→ Data listing
-- Start --
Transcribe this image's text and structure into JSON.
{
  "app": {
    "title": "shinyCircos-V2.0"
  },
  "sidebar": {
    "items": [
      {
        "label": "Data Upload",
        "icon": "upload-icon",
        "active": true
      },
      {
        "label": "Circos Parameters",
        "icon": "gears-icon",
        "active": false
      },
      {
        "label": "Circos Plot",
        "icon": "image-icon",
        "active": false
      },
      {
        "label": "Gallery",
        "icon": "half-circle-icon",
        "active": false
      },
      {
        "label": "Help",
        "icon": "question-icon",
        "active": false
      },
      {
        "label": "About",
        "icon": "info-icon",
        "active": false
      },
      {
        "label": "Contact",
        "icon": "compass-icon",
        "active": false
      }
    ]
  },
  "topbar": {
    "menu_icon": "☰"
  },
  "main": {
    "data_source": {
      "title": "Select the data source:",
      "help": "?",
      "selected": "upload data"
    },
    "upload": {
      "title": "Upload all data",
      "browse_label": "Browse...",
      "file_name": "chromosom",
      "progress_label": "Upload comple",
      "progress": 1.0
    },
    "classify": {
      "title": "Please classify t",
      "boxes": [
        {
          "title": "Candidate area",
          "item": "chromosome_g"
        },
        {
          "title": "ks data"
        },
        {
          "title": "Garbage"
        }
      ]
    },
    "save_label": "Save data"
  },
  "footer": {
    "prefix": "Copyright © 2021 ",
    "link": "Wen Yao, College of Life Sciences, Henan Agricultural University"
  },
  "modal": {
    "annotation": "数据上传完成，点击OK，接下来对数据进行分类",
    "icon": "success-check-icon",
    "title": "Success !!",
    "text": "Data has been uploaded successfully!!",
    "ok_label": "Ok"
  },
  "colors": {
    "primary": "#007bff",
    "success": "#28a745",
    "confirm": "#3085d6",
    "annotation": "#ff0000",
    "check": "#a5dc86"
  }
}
-- End --
→ Instructions for the task
Copy out the lines that hold "annotation".

→ Response
    "annotation": "数据上传完成，点击OK，接下来对数据进行分类",
    "annotation": "#ff0000",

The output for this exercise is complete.